* _What to produce_:
Go through the entries and count the lines with the string "said" in them. Give only that number.

* _A block of data_:

+ + + +

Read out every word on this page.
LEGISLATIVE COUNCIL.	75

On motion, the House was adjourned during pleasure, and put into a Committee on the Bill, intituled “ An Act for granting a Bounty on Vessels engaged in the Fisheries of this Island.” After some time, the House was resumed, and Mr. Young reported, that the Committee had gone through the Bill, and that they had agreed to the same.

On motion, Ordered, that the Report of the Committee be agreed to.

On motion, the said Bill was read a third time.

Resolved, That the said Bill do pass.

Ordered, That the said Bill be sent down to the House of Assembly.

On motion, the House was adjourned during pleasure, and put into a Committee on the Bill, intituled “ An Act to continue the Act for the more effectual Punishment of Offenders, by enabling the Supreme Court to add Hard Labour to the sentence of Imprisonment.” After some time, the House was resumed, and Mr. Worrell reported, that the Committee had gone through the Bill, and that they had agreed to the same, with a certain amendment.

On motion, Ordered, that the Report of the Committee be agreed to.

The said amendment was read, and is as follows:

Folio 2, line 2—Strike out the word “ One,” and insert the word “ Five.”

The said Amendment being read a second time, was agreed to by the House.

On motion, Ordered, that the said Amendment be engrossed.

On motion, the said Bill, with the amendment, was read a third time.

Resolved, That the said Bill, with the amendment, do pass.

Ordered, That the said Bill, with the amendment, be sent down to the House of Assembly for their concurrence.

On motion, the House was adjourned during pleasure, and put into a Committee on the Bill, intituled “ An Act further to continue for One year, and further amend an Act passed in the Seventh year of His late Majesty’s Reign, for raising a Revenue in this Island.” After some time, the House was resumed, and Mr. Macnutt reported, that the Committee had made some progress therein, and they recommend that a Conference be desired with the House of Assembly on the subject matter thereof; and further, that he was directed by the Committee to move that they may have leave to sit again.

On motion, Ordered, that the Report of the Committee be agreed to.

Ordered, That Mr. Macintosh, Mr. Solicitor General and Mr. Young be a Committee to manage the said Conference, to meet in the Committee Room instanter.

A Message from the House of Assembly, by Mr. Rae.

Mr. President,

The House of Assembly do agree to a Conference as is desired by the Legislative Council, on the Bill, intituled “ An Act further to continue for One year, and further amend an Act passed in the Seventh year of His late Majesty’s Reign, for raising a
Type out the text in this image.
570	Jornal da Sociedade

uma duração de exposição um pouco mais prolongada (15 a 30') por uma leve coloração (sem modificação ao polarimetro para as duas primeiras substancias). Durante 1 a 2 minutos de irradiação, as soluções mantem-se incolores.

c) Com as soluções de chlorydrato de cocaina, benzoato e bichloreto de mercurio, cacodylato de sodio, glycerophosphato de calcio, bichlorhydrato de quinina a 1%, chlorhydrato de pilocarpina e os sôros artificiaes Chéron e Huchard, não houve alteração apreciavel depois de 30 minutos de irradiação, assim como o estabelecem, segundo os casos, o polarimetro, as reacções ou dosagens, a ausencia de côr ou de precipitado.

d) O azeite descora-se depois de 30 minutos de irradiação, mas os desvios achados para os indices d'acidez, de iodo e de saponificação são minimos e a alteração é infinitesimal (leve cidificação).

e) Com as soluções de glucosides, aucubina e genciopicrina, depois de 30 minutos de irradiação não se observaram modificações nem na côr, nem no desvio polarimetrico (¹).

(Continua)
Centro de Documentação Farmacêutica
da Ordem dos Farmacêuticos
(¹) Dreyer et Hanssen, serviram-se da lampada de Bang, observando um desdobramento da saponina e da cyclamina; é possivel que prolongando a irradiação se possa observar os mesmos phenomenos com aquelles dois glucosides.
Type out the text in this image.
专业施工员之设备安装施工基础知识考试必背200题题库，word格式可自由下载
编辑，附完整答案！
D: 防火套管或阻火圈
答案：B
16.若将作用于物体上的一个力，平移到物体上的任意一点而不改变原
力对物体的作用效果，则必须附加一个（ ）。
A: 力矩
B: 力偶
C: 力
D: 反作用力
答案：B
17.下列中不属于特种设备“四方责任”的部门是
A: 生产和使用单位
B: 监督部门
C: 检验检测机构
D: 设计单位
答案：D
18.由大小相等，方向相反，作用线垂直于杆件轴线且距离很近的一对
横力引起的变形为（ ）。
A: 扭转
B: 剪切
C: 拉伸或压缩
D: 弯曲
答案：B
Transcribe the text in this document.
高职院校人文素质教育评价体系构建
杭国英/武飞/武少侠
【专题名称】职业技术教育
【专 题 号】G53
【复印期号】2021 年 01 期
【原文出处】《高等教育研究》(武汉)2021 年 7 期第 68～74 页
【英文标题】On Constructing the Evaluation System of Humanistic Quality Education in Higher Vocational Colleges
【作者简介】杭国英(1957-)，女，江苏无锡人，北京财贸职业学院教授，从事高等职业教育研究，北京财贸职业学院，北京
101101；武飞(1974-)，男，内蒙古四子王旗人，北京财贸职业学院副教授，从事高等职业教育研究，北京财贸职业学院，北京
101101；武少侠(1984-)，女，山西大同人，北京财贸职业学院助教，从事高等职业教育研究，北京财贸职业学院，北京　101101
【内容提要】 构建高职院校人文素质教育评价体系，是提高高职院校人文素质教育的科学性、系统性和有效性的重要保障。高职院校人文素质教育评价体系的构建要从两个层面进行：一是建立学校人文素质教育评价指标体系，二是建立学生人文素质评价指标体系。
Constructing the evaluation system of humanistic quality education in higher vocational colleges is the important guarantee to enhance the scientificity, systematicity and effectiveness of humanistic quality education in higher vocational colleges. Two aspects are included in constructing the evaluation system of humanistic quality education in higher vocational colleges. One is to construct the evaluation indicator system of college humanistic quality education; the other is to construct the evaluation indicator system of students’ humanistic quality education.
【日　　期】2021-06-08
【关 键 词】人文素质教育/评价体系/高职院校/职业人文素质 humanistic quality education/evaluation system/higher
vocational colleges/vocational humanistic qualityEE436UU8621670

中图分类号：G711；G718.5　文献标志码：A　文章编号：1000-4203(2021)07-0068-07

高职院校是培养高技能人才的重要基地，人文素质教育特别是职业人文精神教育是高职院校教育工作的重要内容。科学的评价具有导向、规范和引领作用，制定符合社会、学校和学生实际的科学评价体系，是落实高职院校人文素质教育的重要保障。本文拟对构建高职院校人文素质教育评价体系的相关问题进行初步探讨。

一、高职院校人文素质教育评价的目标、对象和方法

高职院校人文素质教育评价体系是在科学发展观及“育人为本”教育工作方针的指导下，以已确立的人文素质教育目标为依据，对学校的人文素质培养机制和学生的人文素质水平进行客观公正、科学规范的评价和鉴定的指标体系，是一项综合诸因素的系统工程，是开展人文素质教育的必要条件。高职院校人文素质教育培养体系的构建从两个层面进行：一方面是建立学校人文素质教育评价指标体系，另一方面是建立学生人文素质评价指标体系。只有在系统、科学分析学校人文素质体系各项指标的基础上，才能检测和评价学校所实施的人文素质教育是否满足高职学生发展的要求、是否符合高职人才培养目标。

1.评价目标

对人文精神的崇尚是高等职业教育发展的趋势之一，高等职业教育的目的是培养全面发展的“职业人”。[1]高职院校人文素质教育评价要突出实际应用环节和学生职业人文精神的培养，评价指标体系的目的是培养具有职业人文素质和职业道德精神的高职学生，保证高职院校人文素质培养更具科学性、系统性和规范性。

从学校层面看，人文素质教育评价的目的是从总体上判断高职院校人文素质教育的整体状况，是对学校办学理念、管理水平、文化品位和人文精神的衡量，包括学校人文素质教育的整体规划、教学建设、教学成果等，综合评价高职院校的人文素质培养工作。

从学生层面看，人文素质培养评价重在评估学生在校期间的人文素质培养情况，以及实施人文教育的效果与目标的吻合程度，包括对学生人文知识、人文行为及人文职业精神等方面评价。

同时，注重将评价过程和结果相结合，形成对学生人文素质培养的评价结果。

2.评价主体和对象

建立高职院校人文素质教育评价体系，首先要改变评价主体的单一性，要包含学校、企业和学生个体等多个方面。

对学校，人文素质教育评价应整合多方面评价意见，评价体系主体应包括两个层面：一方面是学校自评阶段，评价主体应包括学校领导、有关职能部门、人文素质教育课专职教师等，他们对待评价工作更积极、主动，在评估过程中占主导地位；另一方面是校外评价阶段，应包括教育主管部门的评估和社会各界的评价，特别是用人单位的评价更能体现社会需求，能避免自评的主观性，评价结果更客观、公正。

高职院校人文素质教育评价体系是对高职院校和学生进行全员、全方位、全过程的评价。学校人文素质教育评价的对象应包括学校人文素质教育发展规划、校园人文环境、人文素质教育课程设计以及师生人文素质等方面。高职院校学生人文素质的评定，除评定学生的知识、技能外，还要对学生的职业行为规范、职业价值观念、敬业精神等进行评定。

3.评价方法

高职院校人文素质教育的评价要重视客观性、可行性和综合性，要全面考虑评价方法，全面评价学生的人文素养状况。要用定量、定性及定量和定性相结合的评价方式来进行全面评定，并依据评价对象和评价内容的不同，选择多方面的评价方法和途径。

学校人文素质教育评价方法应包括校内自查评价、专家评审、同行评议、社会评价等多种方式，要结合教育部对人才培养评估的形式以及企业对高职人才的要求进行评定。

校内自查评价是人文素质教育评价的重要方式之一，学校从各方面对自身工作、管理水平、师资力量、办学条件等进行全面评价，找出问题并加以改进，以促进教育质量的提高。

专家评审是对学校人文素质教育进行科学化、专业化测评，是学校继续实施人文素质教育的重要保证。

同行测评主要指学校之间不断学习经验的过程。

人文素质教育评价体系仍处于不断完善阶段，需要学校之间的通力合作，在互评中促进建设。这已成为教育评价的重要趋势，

+ + + +

* _Response_:
10